- _MATERIALS PROVIDED_
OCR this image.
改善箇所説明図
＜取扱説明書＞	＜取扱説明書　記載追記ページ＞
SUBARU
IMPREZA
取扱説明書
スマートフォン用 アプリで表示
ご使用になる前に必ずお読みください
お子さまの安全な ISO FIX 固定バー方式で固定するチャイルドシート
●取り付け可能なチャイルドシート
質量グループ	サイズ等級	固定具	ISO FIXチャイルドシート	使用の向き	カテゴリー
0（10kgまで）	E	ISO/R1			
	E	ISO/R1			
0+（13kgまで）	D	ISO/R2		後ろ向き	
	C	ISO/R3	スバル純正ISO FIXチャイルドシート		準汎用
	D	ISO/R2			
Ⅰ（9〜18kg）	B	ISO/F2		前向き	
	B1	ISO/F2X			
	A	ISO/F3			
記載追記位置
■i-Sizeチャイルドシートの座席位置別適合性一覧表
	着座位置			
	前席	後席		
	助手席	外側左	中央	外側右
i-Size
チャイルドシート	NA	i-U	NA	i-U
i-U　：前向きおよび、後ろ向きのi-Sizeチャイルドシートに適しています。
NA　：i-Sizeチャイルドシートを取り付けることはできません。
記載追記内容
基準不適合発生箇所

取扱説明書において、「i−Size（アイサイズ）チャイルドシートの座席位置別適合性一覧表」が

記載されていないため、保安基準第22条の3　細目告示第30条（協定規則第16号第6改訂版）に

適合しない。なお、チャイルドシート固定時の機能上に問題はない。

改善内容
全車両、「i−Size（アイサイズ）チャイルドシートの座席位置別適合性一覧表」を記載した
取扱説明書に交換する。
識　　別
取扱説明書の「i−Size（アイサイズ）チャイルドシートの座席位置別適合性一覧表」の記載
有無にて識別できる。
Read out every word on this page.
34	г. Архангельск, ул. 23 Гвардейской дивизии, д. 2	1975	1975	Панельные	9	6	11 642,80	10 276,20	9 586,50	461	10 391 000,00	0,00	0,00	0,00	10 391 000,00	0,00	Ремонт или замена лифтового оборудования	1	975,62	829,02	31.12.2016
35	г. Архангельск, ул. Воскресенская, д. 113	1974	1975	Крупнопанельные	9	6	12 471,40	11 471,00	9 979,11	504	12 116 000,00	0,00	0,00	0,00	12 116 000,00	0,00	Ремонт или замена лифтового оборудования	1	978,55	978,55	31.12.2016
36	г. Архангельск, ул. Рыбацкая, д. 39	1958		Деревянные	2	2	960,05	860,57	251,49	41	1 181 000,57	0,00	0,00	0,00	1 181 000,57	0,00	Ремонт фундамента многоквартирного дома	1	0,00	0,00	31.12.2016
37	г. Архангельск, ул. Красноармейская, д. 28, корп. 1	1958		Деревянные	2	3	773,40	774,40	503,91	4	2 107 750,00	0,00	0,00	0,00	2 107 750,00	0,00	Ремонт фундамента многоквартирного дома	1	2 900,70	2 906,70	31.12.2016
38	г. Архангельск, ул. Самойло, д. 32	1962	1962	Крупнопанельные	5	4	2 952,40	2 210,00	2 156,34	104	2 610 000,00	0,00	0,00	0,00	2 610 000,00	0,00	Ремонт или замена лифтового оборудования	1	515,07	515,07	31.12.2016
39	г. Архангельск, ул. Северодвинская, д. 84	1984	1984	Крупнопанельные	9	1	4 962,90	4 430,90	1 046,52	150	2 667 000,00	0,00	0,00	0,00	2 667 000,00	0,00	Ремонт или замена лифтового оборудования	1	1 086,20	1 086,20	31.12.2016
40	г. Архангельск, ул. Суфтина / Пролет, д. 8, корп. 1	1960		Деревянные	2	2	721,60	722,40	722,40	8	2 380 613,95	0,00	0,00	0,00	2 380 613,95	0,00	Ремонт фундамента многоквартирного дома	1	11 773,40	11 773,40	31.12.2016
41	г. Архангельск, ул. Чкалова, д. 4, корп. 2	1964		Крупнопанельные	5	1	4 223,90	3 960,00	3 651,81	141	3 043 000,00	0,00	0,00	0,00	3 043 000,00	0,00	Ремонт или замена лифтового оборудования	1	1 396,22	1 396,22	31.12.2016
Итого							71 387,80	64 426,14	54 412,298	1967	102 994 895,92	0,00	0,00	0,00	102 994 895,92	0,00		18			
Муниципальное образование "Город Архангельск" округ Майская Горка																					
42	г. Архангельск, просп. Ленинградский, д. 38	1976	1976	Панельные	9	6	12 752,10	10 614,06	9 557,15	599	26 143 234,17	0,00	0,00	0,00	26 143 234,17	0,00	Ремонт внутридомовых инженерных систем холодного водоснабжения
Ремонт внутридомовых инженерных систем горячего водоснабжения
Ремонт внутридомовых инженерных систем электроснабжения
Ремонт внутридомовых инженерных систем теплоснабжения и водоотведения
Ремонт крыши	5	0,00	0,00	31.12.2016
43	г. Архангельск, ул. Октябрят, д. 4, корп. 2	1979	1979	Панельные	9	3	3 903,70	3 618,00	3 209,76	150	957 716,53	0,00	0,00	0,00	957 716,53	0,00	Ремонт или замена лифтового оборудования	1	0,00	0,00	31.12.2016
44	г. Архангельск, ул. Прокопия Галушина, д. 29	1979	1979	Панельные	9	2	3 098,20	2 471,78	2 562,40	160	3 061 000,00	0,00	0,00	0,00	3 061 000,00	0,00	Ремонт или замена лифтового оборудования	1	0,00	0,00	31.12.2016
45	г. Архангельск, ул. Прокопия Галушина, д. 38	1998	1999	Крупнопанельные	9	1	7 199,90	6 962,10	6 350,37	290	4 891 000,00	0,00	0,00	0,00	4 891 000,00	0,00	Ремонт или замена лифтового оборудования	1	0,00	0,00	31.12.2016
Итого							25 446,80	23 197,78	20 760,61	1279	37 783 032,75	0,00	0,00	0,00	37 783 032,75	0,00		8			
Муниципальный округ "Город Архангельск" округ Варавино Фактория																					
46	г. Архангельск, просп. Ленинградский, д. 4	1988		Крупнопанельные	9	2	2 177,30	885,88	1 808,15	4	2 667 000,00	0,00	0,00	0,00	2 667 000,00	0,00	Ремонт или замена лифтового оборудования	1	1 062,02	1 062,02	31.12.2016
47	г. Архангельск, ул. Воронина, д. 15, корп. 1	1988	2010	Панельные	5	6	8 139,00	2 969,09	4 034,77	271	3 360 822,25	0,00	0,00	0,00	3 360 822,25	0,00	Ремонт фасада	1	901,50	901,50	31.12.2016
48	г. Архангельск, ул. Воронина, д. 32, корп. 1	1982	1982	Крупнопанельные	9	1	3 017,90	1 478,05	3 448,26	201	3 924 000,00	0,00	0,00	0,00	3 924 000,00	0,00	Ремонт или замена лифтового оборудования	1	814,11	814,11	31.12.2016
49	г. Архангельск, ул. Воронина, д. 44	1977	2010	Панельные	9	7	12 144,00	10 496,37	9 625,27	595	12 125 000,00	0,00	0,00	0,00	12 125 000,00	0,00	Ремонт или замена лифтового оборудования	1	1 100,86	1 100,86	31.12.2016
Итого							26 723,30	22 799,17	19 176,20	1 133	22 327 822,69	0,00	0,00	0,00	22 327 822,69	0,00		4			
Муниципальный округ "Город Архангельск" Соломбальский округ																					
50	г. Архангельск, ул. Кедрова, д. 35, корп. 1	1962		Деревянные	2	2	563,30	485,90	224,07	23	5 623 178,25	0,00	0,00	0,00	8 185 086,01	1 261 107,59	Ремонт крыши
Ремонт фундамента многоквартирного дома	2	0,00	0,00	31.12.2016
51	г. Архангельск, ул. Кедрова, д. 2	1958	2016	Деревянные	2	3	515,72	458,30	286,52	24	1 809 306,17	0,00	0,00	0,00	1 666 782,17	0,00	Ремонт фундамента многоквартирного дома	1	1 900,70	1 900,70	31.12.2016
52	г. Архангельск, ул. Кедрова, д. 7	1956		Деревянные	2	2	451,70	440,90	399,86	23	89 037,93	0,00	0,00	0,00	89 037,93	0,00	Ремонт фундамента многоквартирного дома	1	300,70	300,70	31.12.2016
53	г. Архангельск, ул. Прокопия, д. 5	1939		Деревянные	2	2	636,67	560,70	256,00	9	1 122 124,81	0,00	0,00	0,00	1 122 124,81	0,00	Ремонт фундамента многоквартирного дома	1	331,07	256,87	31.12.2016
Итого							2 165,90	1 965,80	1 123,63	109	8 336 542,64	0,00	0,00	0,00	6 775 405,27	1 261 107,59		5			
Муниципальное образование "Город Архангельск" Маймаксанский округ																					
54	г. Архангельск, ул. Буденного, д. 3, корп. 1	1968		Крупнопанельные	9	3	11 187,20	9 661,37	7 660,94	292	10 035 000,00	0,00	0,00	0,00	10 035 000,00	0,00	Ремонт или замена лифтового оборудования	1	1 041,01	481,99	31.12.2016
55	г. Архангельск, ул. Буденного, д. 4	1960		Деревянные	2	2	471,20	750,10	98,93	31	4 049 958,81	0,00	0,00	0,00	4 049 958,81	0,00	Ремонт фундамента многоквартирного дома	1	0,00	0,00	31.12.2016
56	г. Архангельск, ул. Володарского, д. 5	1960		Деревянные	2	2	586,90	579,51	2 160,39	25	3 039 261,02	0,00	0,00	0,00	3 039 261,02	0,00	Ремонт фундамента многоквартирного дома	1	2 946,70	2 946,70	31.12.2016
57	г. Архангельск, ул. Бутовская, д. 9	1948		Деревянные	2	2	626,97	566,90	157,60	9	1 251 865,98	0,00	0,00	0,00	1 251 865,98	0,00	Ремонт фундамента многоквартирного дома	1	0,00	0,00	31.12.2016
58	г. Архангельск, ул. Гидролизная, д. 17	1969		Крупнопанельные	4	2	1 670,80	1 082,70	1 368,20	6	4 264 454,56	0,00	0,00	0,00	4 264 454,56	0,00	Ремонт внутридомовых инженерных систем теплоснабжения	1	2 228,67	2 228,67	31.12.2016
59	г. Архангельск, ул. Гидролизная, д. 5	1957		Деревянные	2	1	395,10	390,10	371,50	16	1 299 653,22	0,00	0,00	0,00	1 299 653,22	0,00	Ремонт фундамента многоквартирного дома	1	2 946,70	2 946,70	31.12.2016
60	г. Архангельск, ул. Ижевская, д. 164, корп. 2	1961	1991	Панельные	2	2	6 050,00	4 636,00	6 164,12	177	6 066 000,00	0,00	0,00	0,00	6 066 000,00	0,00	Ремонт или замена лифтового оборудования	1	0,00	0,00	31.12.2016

- _TASK TO COMPLETE_
In the listing above, find the lines holding the word "теплоснабжения" and copy them.

- _RESPONSE_
Ремонт внутридомовых инженерных систем теплоснабжения и водоотведения
58	г. Архангельск, ул. Гидролизная, д. 17	1969		Крупнопанельные	4	2	1 670,80	1 082,70	1 368,20	6	4 264 454,56	0,00	0,00	0,00	4 264 454,56	0,00	Ремонт внутридомовых инженерных систем теплоснабжения	1	2 228,67	2 228,67	31.12.2016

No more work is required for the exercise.